══ RECORDED INFORMATION

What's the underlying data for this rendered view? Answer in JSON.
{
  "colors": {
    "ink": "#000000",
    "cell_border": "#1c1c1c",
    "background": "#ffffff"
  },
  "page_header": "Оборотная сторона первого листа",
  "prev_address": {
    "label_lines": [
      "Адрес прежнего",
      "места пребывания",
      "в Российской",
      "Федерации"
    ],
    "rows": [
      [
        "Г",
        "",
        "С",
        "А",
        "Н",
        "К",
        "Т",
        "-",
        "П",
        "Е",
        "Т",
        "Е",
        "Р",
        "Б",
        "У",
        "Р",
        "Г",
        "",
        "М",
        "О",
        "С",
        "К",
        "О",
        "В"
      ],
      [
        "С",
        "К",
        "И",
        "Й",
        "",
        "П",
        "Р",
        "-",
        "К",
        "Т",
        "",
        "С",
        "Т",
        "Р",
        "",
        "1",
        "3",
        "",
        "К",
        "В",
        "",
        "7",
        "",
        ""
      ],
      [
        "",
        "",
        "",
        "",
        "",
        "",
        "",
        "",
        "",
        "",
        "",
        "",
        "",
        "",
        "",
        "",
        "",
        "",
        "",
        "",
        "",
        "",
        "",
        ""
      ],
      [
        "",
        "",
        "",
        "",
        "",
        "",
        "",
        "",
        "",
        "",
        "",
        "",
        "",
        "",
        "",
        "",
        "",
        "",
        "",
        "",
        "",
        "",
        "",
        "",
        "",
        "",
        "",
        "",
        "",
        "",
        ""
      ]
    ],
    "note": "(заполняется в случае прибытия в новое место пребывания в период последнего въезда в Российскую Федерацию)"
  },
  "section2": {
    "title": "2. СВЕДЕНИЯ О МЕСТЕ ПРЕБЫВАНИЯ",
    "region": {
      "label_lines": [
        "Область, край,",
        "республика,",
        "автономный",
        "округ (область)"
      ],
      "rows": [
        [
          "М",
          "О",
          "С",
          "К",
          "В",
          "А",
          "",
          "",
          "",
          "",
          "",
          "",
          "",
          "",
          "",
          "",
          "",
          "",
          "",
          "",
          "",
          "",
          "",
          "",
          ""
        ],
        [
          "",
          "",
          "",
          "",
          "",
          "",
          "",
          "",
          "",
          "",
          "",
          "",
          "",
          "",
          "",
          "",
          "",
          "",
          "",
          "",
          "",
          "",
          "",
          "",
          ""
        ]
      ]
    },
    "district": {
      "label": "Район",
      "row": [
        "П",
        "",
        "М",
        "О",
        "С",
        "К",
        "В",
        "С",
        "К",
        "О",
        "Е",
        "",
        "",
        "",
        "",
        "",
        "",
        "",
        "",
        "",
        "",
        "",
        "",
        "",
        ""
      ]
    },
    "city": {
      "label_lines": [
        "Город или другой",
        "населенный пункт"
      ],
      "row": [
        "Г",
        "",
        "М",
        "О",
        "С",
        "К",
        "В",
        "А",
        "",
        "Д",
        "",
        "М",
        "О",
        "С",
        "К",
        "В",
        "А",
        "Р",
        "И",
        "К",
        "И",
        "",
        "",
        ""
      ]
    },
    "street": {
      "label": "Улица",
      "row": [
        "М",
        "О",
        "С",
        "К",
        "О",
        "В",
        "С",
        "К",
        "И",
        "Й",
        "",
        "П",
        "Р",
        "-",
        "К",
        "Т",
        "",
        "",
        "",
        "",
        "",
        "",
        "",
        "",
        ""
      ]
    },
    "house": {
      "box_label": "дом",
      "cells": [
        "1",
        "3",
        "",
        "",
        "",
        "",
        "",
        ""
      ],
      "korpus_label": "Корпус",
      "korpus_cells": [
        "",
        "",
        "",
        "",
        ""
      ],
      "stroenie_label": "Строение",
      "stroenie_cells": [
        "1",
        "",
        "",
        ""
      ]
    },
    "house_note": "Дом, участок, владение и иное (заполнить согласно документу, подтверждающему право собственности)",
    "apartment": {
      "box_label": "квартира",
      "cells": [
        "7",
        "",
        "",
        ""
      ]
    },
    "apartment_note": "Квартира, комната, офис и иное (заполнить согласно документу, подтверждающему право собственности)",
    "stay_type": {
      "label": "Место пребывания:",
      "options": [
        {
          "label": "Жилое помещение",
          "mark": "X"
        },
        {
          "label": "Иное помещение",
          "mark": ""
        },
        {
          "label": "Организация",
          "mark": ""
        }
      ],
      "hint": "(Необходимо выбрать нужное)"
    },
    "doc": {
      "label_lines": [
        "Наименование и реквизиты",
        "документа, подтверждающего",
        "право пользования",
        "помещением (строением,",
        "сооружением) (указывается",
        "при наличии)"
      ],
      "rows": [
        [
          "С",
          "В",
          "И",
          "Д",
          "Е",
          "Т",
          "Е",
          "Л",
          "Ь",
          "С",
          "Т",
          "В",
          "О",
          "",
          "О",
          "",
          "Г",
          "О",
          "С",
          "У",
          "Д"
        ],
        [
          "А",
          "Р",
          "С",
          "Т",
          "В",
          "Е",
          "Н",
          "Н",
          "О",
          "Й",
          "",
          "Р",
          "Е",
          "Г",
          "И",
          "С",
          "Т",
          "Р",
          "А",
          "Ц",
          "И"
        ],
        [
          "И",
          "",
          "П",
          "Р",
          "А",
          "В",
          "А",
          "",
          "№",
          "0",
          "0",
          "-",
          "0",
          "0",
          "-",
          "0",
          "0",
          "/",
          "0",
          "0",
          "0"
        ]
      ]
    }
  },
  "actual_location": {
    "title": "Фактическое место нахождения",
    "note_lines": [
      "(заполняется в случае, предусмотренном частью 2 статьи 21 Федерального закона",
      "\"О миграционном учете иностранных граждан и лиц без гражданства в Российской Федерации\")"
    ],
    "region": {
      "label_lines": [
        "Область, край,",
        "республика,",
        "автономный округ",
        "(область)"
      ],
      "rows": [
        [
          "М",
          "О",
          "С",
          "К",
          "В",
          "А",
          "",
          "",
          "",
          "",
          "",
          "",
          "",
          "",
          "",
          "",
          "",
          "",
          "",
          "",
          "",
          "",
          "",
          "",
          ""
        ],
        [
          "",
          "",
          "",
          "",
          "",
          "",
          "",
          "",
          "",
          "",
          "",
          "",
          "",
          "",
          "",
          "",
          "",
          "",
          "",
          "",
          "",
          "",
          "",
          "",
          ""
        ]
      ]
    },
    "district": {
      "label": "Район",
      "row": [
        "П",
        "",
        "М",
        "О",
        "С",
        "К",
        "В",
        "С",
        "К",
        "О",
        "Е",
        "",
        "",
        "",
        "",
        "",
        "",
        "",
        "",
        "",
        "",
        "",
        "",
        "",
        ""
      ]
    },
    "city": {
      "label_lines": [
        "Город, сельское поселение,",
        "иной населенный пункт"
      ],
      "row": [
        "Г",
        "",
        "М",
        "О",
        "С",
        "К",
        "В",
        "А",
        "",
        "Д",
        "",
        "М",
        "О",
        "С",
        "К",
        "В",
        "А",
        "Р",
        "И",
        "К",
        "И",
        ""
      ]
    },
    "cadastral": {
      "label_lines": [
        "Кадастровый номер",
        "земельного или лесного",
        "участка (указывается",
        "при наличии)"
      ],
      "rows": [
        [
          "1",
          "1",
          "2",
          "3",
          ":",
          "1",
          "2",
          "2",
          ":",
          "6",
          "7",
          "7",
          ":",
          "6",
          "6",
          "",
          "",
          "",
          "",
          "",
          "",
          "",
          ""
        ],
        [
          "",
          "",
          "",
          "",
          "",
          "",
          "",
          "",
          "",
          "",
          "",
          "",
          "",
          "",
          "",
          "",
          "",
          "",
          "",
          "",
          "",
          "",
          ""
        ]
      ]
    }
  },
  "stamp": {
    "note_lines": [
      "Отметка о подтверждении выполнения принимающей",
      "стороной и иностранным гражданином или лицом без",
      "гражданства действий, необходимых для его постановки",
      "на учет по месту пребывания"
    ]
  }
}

════

» WORK REQUIRED
Select all lines in the listing that include the word "случае".

» SOLUTION FOR THIS PROBLEM
    "note": "(заполняется в случае прибытия в новое место пребывания в период последнего въезда в Российскую Федерацию)"
      "(заполняется в случае, предусмотренном частью 2 статьи 21 Федерального закона",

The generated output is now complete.